• _Written problem_
Reproduce the entries exactly.

* BEGIN Dataset rows *

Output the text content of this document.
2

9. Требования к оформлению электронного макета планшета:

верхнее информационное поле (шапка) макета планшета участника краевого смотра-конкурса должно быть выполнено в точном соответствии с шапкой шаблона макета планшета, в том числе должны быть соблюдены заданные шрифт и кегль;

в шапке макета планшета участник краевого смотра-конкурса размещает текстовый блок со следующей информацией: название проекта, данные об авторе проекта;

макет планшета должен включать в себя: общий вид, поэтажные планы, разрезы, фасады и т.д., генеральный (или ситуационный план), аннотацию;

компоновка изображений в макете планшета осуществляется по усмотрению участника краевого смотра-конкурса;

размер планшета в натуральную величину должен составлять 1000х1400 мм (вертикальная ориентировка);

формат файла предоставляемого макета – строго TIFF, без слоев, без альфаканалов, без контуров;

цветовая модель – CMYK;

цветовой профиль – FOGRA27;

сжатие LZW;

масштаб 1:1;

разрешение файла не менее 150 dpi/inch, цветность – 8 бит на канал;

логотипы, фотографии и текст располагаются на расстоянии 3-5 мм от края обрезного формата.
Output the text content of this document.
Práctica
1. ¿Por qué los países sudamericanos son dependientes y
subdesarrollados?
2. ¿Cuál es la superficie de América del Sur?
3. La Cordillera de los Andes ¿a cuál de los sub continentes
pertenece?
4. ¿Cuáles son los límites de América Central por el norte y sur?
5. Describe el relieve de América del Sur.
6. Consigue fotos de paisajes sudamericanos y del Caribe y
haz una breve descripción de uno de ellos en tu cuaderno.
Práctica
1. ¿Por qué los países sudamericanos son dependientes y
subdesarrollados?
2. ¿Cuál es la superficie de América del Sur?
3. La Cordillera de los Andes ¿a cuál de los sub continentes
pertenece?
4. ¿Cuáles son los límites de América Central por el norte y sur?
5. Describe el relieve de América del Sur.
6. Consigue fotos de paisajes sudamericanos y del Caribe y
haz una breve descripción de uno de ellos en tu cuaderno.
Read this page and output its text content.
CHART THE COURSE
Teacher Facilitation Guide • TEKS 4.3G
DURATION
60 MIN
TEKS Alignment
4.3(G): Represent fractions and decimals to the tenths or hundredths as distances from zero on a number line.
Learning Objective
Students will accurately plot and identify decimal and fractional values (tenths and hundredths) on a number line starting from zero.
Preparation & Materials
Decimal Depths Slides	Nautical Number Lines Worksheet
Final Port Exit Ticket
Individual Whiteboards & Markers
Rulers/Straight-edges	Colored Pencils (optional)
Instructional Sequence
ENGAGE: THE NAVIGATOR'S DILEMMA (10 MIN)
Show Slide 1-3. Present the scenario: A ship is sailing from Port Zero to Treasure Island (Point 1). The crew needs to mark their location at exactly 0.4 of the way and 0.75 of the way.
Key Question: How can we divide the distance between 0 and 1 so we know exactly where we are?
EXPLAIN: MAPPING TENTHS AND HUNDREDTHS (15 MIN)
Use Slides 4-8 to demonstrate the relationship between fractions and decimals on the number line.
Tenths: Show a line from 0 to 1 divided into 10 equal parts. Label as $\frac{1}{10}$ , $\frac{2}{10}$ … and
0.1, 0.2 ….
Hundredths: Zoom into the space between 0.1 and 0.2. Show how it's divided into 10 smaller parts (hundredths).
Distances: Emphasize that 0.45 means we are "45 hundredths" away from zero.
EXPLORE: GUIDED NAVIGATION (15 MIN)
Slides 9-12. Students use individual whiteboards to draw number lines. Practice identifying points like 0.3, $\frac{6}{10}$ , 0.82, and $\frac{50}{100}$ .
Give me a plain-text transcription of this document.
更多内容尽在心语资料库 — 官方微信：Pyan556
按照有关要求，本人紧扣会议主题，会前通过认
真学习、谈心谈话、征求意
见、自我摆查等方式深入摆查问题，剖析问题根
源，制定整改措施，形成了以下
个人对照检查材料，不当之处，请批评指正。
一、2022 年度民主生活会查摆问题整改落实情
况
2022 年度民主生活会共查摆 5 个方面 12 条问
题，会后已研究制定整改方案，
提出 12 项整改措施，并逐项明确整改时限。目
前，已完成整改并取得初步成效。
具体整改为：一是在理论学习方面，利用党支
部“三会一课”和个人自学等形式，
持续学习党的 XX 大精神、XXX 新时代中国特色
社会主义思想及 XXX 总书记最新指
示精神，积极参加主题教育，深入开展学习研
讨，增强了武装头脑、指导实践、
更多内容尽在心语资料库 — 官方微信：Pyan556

* END Dataset rows *

• _Written reply_
Output the text content of this document.
2

9. Требования к оформлению электронного макета планшета:

верхнее информационное поле (шапка) макета планшета участника краевого смотра-конкурса должно быть выполнено в точном соответствии с шапкой шаблона макета планшета, в том числе должны быть соблюдены заданные шрифт и кегль;

в шапке макета планшета участник краевого смотра-конкурса размещает текстовый блок со следующей информацией: название проекта, данные об авторе проекта;

макет планшета должен включать в себя: общий вид, поэтажные планы, разрезы, фасады и т.д., генеральный (или ситуационный план), аннотацию;

компоновка изображений в макете планшета осуществляется по усмотрению участника краевого смотра-конкурса;

размер планшета в натуральную величину должен составлять 1000х1400 мм (вертикальная ориентировка);

формат файла предоставляемого макета – строго TIFF, без слоев, без альфаканалов, без контуров;

цветовая модель – CMYK;

цветовой профиль – FOGRA27;

сжатие LZW;

масштаб 1:1;

разрешение файла не менее 150 dpi/inch, цветность – 8 бит на канал;

логотипы, фотографии и текст располагаются на расстоянии 3-5 мм от края обрезного формата.
Output the text content of this document.
Práctica
1. ¿Por qué los países sudamericanos son dependientes y
subdesarrollados?
2. ¿Cuál es la superficie de América del Sur?
3. La Cordillera de los Andes ¿a cuál de los sub continentes
pertenece?
4. ¿Cuáles son los límites de América Central por el norte y sur?
5. Describe el relieve de América del Sur.
6. Consigue fotos de paisajes sudamericanos y del Caribe y
haz una breve descripción de uno de ellos en tu cuaderno.
Práctica
1. ¿Por qué los países sudamericanos son dependientes y
subdesarrollados?
2. ¿Cuál es la superficie de América del Sur?
3. La Cordillera de los Andes ¿a cuál de los sub continentes
pertenece?
4. ¿Cuáles son los límites de América Central por el norte y sur?
5. Describe el relieve de América del Sur.
6. Consigue fotos de paisajes sudamericanos y del Caribe y
haz una breve descripción de uno de ellos en tu cuaderno.
Read this page and output its text content.
CHART THE COURSE
Teacher Facilitation Guide • TEKS 4.3G
DURATION
60 MIN
TEKS Alignment
4.3(G): Represent fractions and decimals to the tenths or hundredths as distances from zero on a number line.
Learning Objective
Students will accurately plot and identify decimal and fractional values (tenths and hundredths) on a number line starting from zero.
Preparation & Materials
Decimal Depths Slides	Nautical Number Lines Worksheet
Final Port Exit Ticket
Individual Whiteboards & Markers
Rulers/Straight-edges	Colored Pencils (optional)
Instructional Sequence
ENGAGE: THE NAVIGATOR'S DILEMMA (10 MIN)
Show Slide 1-3. Present the scenario: A ship is sailing from Port Zero to Treasure Island (Point 1). The crew needs to mark their location at exactly 0.4 of the way and 0.75 of the way.
Key Question: How can we divide the distance between 0 and 1 so we know exactly where we are?
EXPLAIN: MAPPING TENTHS AND HUNDREDTHS (15 MIN)
Use Slides 4-8 to demonstrate the relationship between fractions and decimals on the number line.
Tenths: Show a line from 0 to 1 divided into 10 equal parts. Label as $\frac{1}{10}$ , $\frac{2}{10}$ … and
0.1, 0.2 ….
Hundredths: Zoom into the space between 0.1 and 0.2. Show how it's divided into 10 smaller parts (hundredths).
Distances: Emphasize that 0.45 means we are "45 hundredths" away from zero.
EXPLORE: GUIDED NAVIGATION (15 MIN)
Slides 9-12. Students use individual whiteboards to draw number lines. Practice identifying points like 0.3, $\frac{6}{10}$ , 0.82, and $\frac{50}{100}$ .
Give me a plain-text transcription of this document.
更多内容尽在心语资料库 — 官方微信：Pyan556
按照有关要求，本人紧扣会议主题，会前通过认
真学习、谈心谈话、征求意
见、自我摆查等方式深入摆查问题，剖析问题根
源，制定整改措施，形成了以下
个人对照检查材料，不当之处，请批评指正。
一、2022 年度民主生活会查摆问题整改落实情
况
2022 年度民主生活会共查摆 5 个方面 12 条问
题，会后已研究制定整改方案，
提出 12 项整改措施，并逐项明确整改时限。目
前，已完成整改并取得初步成效。
具体整改为：一是在理论学习方面，利用党支
部“三会一课”和个人自学等形式，
持续学习党的 XX 大精神、XXX 新时代中国特色
社会主义思想及 XXX 总书记最新指
示精神，积极参加主题教育，深入开展学习研
讨，增强了武装头脑、指导实践、
更多内容尽在心语资料库 — 官方微信：Pyan556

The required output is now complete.